- Requirements:
Find the word "JSON" in the data. Return every line where it appears.

(Data records)
********
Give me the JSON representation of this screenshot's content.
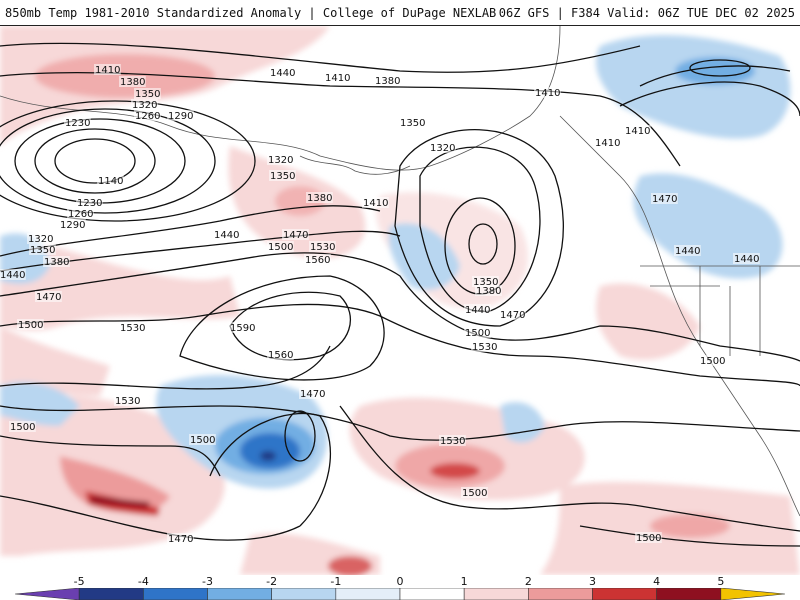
{
  "header": {
    "title_left": "850mb Temp 1981-2010 Standardized Anomaly | College of DuPage NEXLAB",
    "title_right": "06Z GFS | F384 Valid: 06Z TUE DEC 02 2025"
  },
  "legend": {
    "ticks": [
      "-5",
      "-4",
      "-3",
      "-2",
      "-1",
      "0",
      "1",
      "2",
      "3",
      "4",
      "5"
    ],
    "colors": [
      "#6a3fb0",
      "#223a85",
      "#2f74c8",
      "#72aee3",
      "#b8d6f0",
      "#e4eef8",
      "#ffffff",
      "#f7d8d8",
      "#ec9b9b",
      "#cc3333",
      "#8e1020",
      "#f2c300"
    ]
  },
  "contour_labels": [
    {
      "text": "1410",
      "id": "c1"
    },
    {
      "text": "1380",
      "id": "c2"
    },
    {
      "text": "1350",
      "id": "c3"
    },
    {
      "text": "1320",
      "id": "c4"
    },
    {
      "text": "1230",
      "id": "c5"
    },
    {
      "text": "1260",
      "id": "c6"
    },
    {
      "text": "1290",
      "id": "c7"
    },
    {
      "text": "1140",
      "id": "c8"
    },
    {
      "text": "1230",
      "id": "c9"
    },
    {
      "text": "1260",
      "id": "c10"
    },
    {
      "text": "1290",
      "id": "c11"
    },
    {
      "text": "1320",
      "id": "c12"
    },
    {
      "text": "1350",
      "id": "c13"
    },
    {
      "text": "1380",
      "id": "c14"
    },
    {
      "text": "1440",
      "id": "c15"
    },
    {
      "text": "1470",
      "id": "c16"
    },
    {
      "text": "1500",
      "id": "c17"
    },
    {
      "text": "1440",
      "id": "c18"
    },
    {
      "text": "1410",
      "id": "c19"
    },
    {
      "text": "1380",
      "id": "c20"
    },
    {
      "text": "1410",
      "id": "c21"
    },
    {
      "text": "1350",
      "id": "c22"
    },
    {
      "text": "1320",
      "id": "c23"
    },
    {
      "text": "1320",
      "id": "c24"
    },
    {
      "text": "1350",
      "id": "c25"
    },
    {
      "text": "1380",
      "id": "c26"
    },
    {
      "text": "1410",
      "id": "c27"
    },
    {
      "text": "1440",
      "id": "c28"
    },
    {
      "text": "1470",
      "id": "c29"
    },
    {
      "text": "1500",
      "id": "c30"
    },
    {
      "text": "1530",
      "id": "c31"
    },
    {
      "text": "1560",
      "id": "c32"
    },
    {
      "text": "1590",
      "id": "c33"
    },
    {
      "text": "1530",
      "id": "c34"
    },
    {
      "text": "1560",
      "id": "c35"
    },
    {
      "text": "1350",
      "id": "c36"
    },
    {
      "text": "1380",
      "id": "c37"
    },
    {
      "text": "1440",
      "id": "c38"
    },
    {
      "text": "1470",
      "id": "c39"
    },
    {
      "text": "1500",
      "id": "c40"
    },
    {
      "text": "1530",
      "id": "c41"
    },
    {
      "text": "1410",
      "id": "c42"
    },
    {
      "text": "1410",
      "id": "c43"
    },
    {
      "text": "1440",
      "id": "c44"
    },
    {
      "text": "1470",
      "id": "c45"
    },
    {
      "text": "1440",
      "id": "c46"
    },
    {
      "text": "1500",
      "id": "c47"
    },
    {
      "text": "1530",
      "id": "c48"
    },
    {
      "text": "1500",
      "id": "c49"
    },
    {
      "text": "1470",
      "id": "c50"
    },
    {
      "text": "1500",
      "id": "c51"
    },
    {
      "text": "1530",
      "id": "c52"
    },
    {
      "text": "1500",
      "id": "c53"
    },
    {
      "text": "1470",
      "id": "c54"
    },
    {
      "text": "1500",
      "id": "c55"
    },
    {
      "text": "1500",
      "id": "c56"
    }
  ]
}
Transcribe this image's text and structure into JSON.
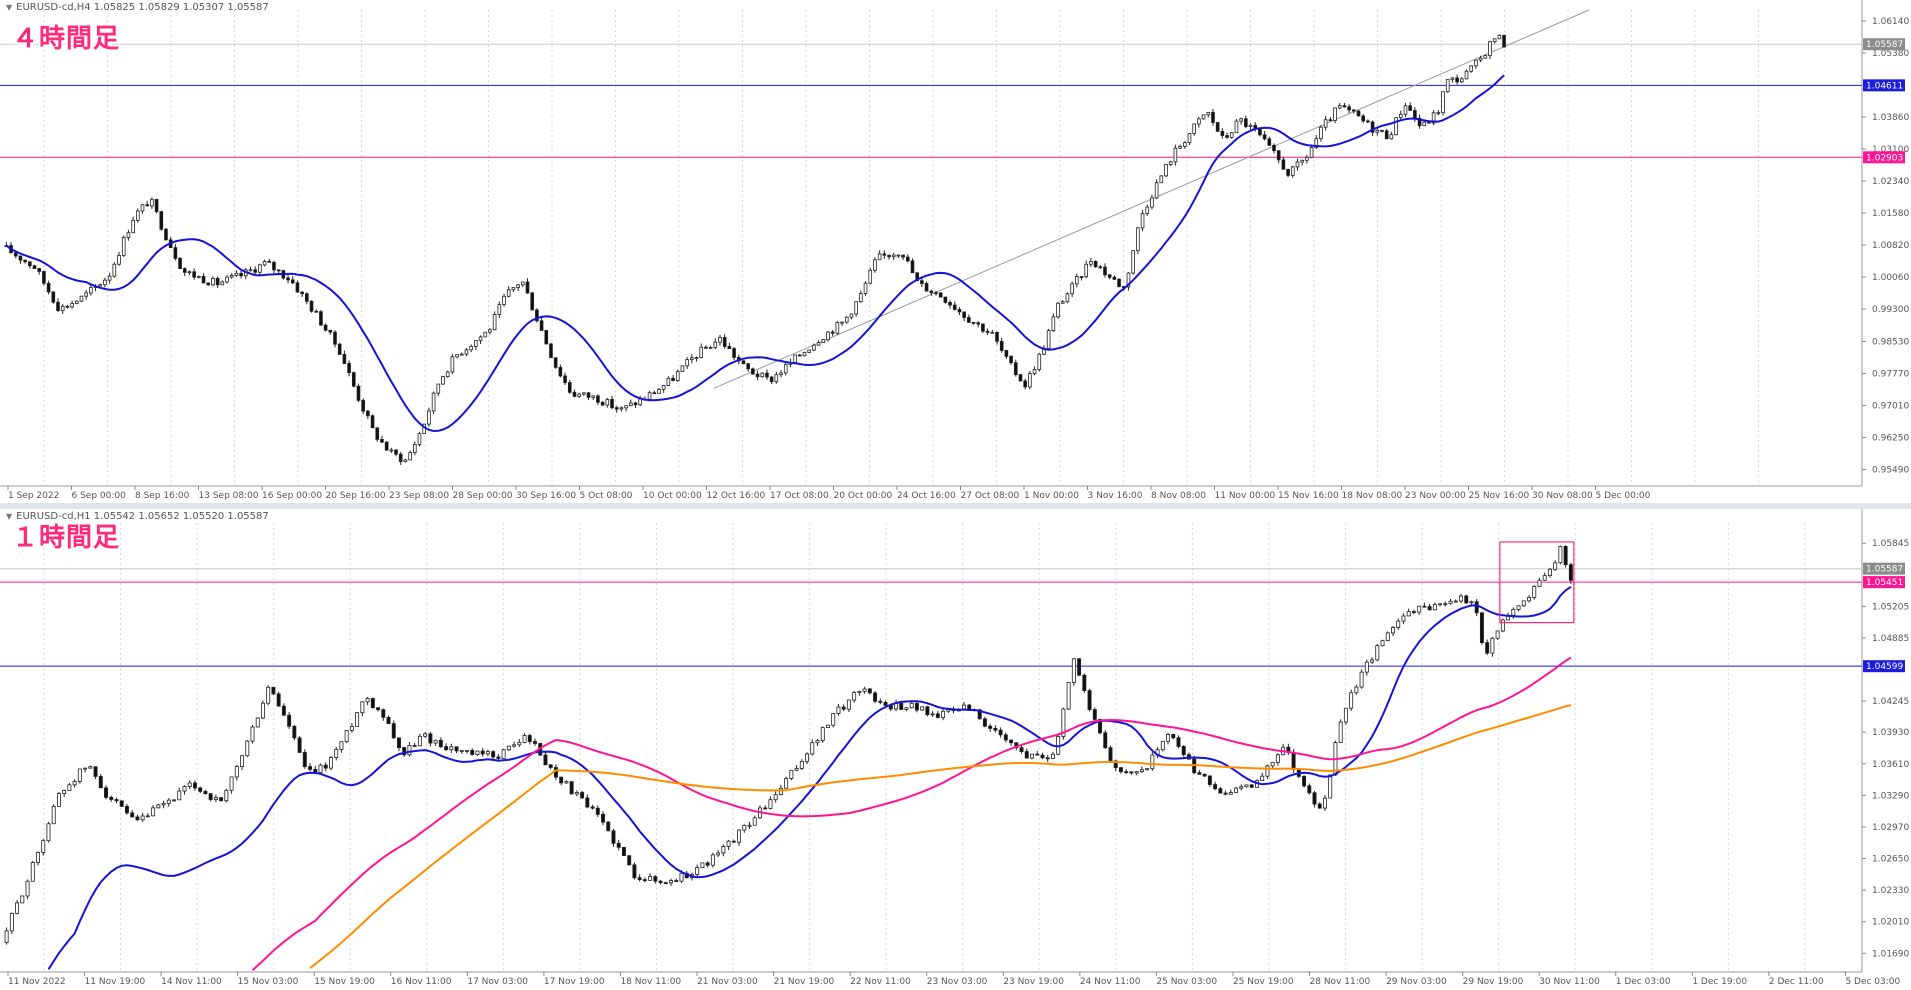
{
  "chart_data": [
    {
      "type": "candlestick",
      "title": "４時間足",
      "header": "EURUSD-cd,H4  1.05825 1.05829 1.05307 1.05587",
      "ylim": [
        0.951,
        1.064
      ],
      "y_ticks": [
        "1.06140",
        "1.05380",
        "1.03860",
        "1.03100",
        "1.02340",
        "1.01580",
        "1.00820",
        "1.00060",
        "0.99300",
        "0.98530",
        "0.97770",
        "0.97010",
        "0.96250",
        "0.95490"
      ],
      "x_ticks": [
        "1 Sep 2022",
        "6 Sep 00:00",
        "8 Sep 16:00",
        "13 Sep 08:00",
        "16 Sep 00:00",
        "20 Sep 16:00",
        "23 Sep 08:00",
        "28 Sep 00:00",
        "30 Sep 16:00",
        "5 Oct 08:00",
        "10 Oct 00:00",
        "12 Oct 16:00",
        "17 Oct 08:00",
        "20 Oct 00:00",
        "24 Oct 16:00",
        "27 Oct 08:00",
        "1 Nov 00:00",
        "3 Nov 16:00",
        "8 Nov 08:00",
        "11 Nov 00:00",
        "15 Nov 16:00",
        "18 Nov 08:00",
        "23 Nov 00:00",
        "25 Nov 16:00",
        "30 Nov 08:00",
        "5 Dec 00:00"
      ],
      "horizontal_lines": [
        {
          "value": 1.04611,
          "label": "1.04611",
          "color": "#1c1cdc"
        },
        {
          "value": 1.02903,
          "label": "1.02903",
          "color": "#ff1493"
        }
      ],
      "current_price": {
        "value": 1.05587,
        "label": "1.05587"
      },
      "trendline": {
        "from": [
          0.43,
          0.9742
        ],
        "to": [
          0.96,
          1.064
        ]
      },
      "moving_averages": [
        {
          "color": "#1414d8"
        }
      ],
      "price_path": [
        [
          0.0,
          1.008
        ],
        [
          0.02,
          1.003
        ],
        [
          0.035,
          0.993
        ],
        [
          0.05,
          0.996
        ],
        [
          0.065,
          1.001
        ],
        [
          0.08,
          1.015
        ],
        [
          0.09,
          1.019
        ],
        [
          0.1,
          1.01
        ],
        [
          0.11,
          1.002
        ],
        [
          0.13,
          0.999
        ],
        [
          0.145,
          1.001
        ],
        [
          0.16,
          1.004
        ],
        [
          0.175,
          1.0
        ],
        [
          0.19,
          0.992
        ],
        [
          0.205,
          0.983
        ],
        [
          0.215,
          0.973
        ],
        [
          0.225,
          0.964
        ],
        [
          0.235,
          0.959
        ],
        [
          0.245,
          0.957
        ],
        [
          0.255,
          0.965
        ],
        [
          0.265,
          0.976
        ],
        [
          0.275,
          0.982
        ],
        [
          0.285,
          0.985
        ],
        [
          0.295,
          0.988
        ],
        [
          0.305,
          0.996
        ],
        [
          0.315,
          1.0
        ],
        [
          0.325,
          0.99
        ],
        [
          0.335,
          0.98
        ],
        [
          0.345,
          0.973
        ],
        [
          0.36,
          0.972
        ],
        [
          0.375,
          0.969
        ],
        [
          0.39,
          0.972
        ],
        [
          0.405,
          0.976
        ],
        [
          0.42,
          0.982
        ],
        [
          0.435,
          0.986
        ],
        [
          0.45,
          0.979
        ],
        [
          0.465,
          0.976
        ],
        [
          0.48,
          0.981
        ],
        [
          0.495,
          0.986
        ],
        [
          0.51,
          0.99
        ],
        [
          0.52,
          0.996
        ],
        [
          0.53,
          1.005
        ],
        [
          0.545,
          1.007
        ],
        [
          0.555,
          0.999
        ],
        [
          0.57,
          0.996
        ],
        [
          0.585,
          0.991
        ],
        [
          0.6,
          0.987
        ],
        [
          0.61,
          0.98
        ],
        [
          0.62,
          0.975
        ],
        [
          0.63,
          0.983
        ],
        [
          0.64,
          0.994
        ],
        [
          0.65,
          0.999
        ],
        [
          0.66,
          1.005
        ],
        [
          0.67,
          1.001
        ],
        [
          0.68,
          0.998
        ],
        [
          0.69,
          1.015
        ],
        [
          0.7,
          1.023
        ],
        [
          0.71,
          1.03
        ],
        [
          0.72,
          1.035
        ],
        [
          0.73,
          1.04
        ],
        [
          0.74,
          1.033
        ],
        [
          0.75,
          1.038
        ],
        [
          0.76,
          1.035
        ],
        [
          0.77,
          1.03
        ],
        [
          0.78,
          1.025
        ],
        [
          0.79,
          1.029
        ],
        [
          0.8,
          1.036
        ],
        [
          0.81,
          1.041
        ],
        [
          0.82,
          1.039
        ],
        [
          0.83,
          1.036
        ],
        [
          0.84,
          1.034
        ],
        [
          0.85,
          1.042
        ],
        [
          0.86,
          1.036
        ],
        [
          0.87,
          1.04
        ],
        [
          0.875,
          1.047
        ],
        [
          0.885,
          1.048
        ],
        [
          0.895,
          1.052
        ],
        [
          0.905,
          1.058
        ],
        [
          0.91,
          1.056
        ]
      ]
    },
    {
      "type": "candlestick",
      "title": "１時間足",
      "header": "EURUSD-cd,H1  1.05542 1.05652 1.05520 1.05587",
      "ylim": [
        1.015,
        1.0605
      ],
      "y_ticks": [
        "1.05845",
        "1.05205",
        "1.04885",
        "1.04245",
        "1.03930",
        "1.03610",
        "1.03290",
        "1.02970",
        "1.02650",
        "1.02330",
        "1.02010",
        "1.01690"
      ],
      "x_ticks": [
        "11 Nov 2022",
        "11 Nov 19:00",
        "14 Nov 11:00",
        "15 Nov 03:00",
        "15 Nov 19:00",
        "16 Nov 11:00",
        "17 Nov 03:00",
        "17 Nov 19:00",
        "18 Nov 11:00",
        "21 Nov 03:00",
        "21 Nov 19:00",
        "22 Nov 11:00",
        "23 Nov 03:00",
        "23 Nov 19:00",
        "24 Nov 11:00",
        "25 Nov 03:00",
        "25 Nov 19:00",
        "28 Nov 11:00",
        "29 Nov 03:00",
        "29 Nov 19:00",
        "30 Nov 11:00",
        "1 Dec 03:00",
        "1 Dec 19:00",
        "2 Dec 11:00",
        "5 Dec 03:00"
      ],
      "horizontal_lines": [
        {
          "value": 1.05451,
          "label": "1.05451",
          "color": "#ff1493"
        },
        {
          "value": 1.04599,
          "label": "1.04599",
          "color": "#1c1cdc"
        }
      ],
      "current_price": {
        "value": 1.05587,
        "label": "1.05587"
      },
      "moving_averages": [
        {
          "color": "#1414d8"
        },
        {
          "color": "#ff1493"
        },
        {
          "color": "#ff8c00"
        }
      ],
      "highlight_box": {
        "color": "#ff2a7a"
      },
      "price_path": [
        [
          0.0,
          1.018
        ],
        [
          0.015,
          1.025
        ],
        [
          0.03,
          1.033
        ],
        [
          0.045,
          1.036
        ],
        [
          0.055,
          1.033
        ],
        [
          0.07,
          1.03
        ],
        [
          0.085,
          1.032
        ],
        [
          0.1,
          1.034
        ],
        [
          0.115,
          1.032
        ],
        [
          0.13,
          1.039
        ],
        [
          0.14,
          1.044
        ],
        [
          0.15,
          1.04
        ],
        [
          0.16,
          1.035
        ],
        [
          0.17,
          1.036
        ],
        [
          0.18,
          1.039
        ],
        [
          0.19,
          1.043
        ],
        [
          0.2,
          1.041
        ],
        [
          0.21,
          1.037
        ],
        [
          0.22,
          1.039
        ],
        [
          0.23,
          1.038
        ],
        [
          0.245,
          1.037
        ],
        [
          0.26,
          1.037
        ],
        [
          0.275,
          1.039
        ],
        [
          0.285,
          1.036
        ],
        [
          0.3,
          1.033
        ],
        [
          0.315,
          1.03
        ],
        [
          0.33,
          1.025
        ],
        [
          0.345,
          1.024
        ],
        [
          0.36,
          1.025
        ],
        [
          0.375,
          1.027
        ],
        [
          0.39,
          1.03
        ],
        [
          0.405,
          1.033
        ],
        [
          0.42,
          1.037
        ],
        [
          0.435,
          1.041
        ],
        [
          0.45,
          1.044
        ],
        [
          0.46,
          1.042
        ],
        [
          0.475,
          1.042
        ],
        [
          0.49,
          1.041
        ],
        [
          0.505,
          1.042
        ],
        [
          0.52,
          1.039
        ],
        [
          0.535,
          1.037
        ],
        [
          0.55,
          1.037
        ],
        [
          0.56,
          1.047
        ],
        [
          0.57,
          1.041
        ],
        [
          0.58,
          1.036
        ],
        [
          0.595,
          1.035
        ],
        [
          0.61,
          1.039
        ],
        [
          0.625,
          1.035
        ],
        [
          0.64,
          1.033
        ],
        [
          0.655,
          1.034
        ],
        [
          0.67,
          1.038
        ],
        [
          0.68,
          1.034
        ],
        [
          0.69,
          1.031
        ],
        [
          0.7,
          1.041
        ],
        [
          0.71,
          1.045
        ],
        [
          0.72,
          1.048
        ],
        [
          0.73,
          1.051
        ],
        [
          0.745,
          1.052
        ],
        [
          0.76,
          1.053
        ],
        [
          0.77,
          1.052
        ],
        [
          0.775,
          1.047
        ],
        [
          0.785,
          1.051
        ],
        [
          0.795,
          1.0525
        ],
        [
          0.81,
          1.056
        ],
        [
          0.815,
          1.058
        ],
        [
          0.82,
          1.055
        ]
      ]
    }
  ]
}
********
- Reply to the exercise:
Give me the JSON representation of this screenshot's content.
Transcribe this image's text and structure into JSON.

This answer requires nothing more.